EXERCISE INSTRUCTIONS: Wherever the word "have" turns up in a line of the entries, copy that line.
>> START RECORDS FOR THIS EXERCISE
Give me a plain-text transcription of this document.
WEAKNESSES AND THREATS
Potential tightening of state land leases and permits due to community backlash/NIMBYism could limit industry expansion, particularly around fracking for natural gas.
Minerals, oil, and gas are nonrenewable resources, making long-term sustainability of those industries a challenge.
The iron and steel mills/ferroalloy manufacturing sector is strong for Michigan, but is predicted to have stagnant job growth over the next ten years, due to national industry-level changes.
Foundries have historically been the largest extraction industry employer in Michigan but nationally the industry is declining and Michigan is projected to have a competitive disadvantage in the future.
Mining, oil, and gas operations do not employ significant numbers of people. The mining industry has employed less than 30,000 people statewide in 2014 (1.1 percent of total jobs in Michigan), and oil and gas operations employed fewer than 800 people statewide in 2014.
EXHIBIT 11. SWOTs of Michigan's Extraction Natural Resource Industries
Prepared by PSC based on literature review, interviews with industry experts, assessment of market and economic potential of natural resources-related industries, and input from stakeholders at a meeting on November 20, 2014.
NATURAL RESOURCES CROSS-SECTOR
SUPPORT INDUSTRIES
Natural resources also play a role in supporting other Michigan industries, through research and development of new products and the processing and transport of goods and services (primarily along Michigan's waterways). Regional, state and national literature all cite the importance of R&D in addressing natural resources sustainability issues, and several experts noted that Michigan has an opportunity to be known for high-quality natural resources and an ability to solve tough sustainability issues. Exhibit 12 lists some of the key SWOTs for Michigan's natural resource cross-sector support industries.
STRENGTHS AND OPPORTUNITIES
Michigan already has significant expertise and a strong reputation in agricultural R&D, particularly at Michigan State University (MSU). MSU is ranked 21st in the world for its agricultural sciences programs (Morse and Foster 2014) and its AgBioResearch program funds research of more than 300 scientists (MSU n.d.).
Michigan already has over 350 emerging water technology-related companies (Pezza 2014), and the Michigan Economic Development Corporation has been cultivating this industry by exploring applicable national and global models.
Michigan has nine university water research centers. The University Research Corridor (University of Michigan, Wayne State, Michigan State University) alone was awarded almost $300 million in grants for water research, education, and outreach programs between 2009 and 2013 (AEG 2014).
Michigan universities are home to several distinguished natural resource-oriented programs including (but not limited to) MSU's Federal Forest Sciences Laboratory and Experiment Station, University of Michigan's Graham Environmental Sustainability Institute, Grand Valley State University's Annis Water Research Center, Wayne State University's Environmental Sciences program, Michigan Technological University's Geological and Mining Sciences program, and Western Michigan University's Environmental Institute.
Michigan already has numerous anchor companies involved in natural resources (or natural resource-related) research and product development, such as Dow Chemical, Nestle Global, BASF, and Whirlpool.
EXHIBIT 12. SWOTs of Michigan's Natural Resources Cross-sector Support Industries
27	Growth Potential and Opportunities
>> END RECORDS FOR THIS EXERCISE
TASK RESULT:
The iron and steel mills/ferroalloy manufacturing sector is strong for Michigan, but is predicted to have stagnant job growth over the next ten years, due to national industry-level changes.
Foundries have historically been the largest extraction industry employer in Michigan but nationally the industry is declining and Michigan is projected to have a competitive disadvantage in the future.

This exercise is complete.